EXCERPTED RECORDS:
* * * * * * *

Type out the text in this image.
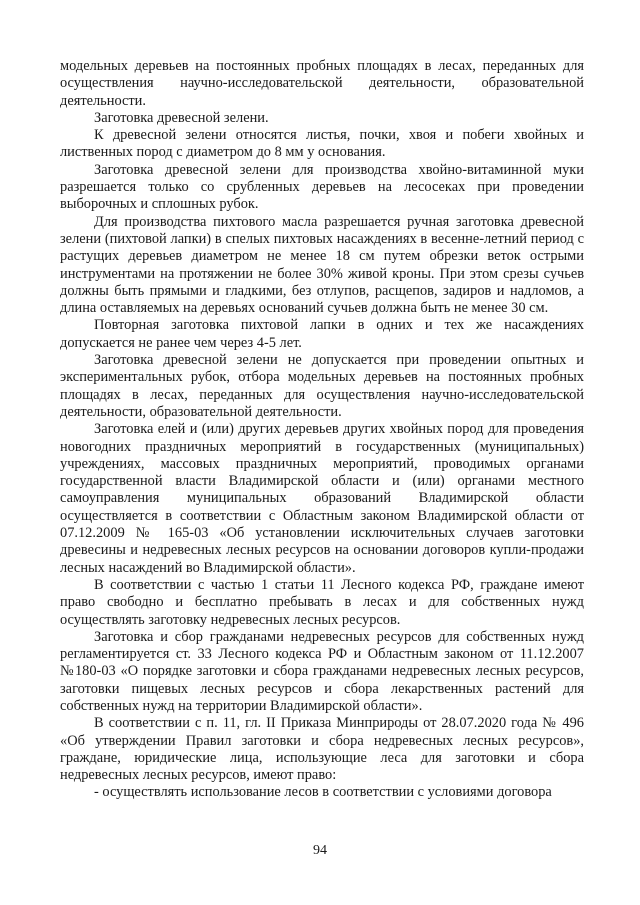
модельных деревьев на постоянных пробных площадях в лесах, переданных для осуществления научно-исследовательской деятельности, образовательной деятельности.

Заготовка древесной зелени.

К древесной зелени относятся листья, почки, хвоя и побеги хвойных и лиственных пород с диаметром до 8 мм у основания.

Заготовка древесной зелени для производства хвойно-витаминной муки разрешается только со срубленных деревьев на лесосеках при проведении выборочных и сплошных рубок.

Для производства пихтового масла разрешается ручная заготовка древесной зелени (пихтовой лапки) в спелых пихтовых насаждениях в весенне-летний период с растущих деревьев диаметром не менее 18 см путем обрезки веток острыми инструментами на протяжении не более 30% живой кроны. При этом срезы сучьев должны быть прямыми и гладкими, без отлупов, расщепов, задиров и надломов, а длина оставляемых на деревьях оснований сучьев должна быть не менее 30 см.

Повторная заготовка пихтовой лапки в одних и тех же насаждениях допускается не ранее чем через 4-5 лет.

Заготовка древесной зелени не допускается при проведении опытных и экспериментальных рубок, отбора модельных деревьев на постоянных пробных площадях в лесах, переданных для осуществления научно-исследовательской деятельности, образовательной деятельности.

Заготовка елей и (или) других деревьев других хвойных пород для проведения новогодних праздничных мероприятий в государственных (муниципальных) учреждениях, массовых праздничных мероприятий, проводимых органами государственной власти Владимирской области и (или) органами местного самоуправления муниципальных образований Владимирской области осуществляется в соответствии с Областным законом Владимирской области от 07.12.2009 № 165-03 «Об установлении исключительных случаев заготовки древесины и недревесных лесных ресурсов на основании договоров купли-продажи лесных насаждений во Владимирской области».

В соответствии с частью 1 статьи 11 Лесного кодекса РФ, граждане имеют право свободно и бесплатно пребывать в лесах и для собственных нужд осуществлять заготовку недревесных лесных ресурсов.

Заготовка и сбор гражданами недревесных ресурсов для собственных нужд регламентируется ст. 33 Лесного кодекса РФ и Областным законом от 11.12.2007 №180-03 «О порядке заготовки и сбора гражданами недревесных лесных ресурсов, заготовки пищевых лесных ресурсов и сбора лекарственных растений для собственных нужд на территории Владимирской области».

В соответствии с п. 11, гл. II Приказа Минприроды от 28.07.2020 года № 496 «Об утверждении Правил заготовки и сбора недревесных лесных ресурсов», граждане, юридические лица, использующие леса для заготовки и сбора недревесных лесных ресурсов, имеют право:

- осуществлять использование лесов в соответствии с условиями договора

94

* * * * * * *

TASK DIRECTIONS: Identify which lines contain the word "площадях" and copy each one.

PROBLEM SOLUTION:
модельных деревьев на постоянных пробных площадях в лесах, переданных для осуществления научно-исследовательской деятельности, образовательной деятельности.
Заготовка древесной зелени не допускается при проведении опытных и экспериментальных рубок, отбора модельных деревьев на постоянных пробных площадях в лесах, переданных для осуществления научно-исследовательской деятельности, образовательной деятельности.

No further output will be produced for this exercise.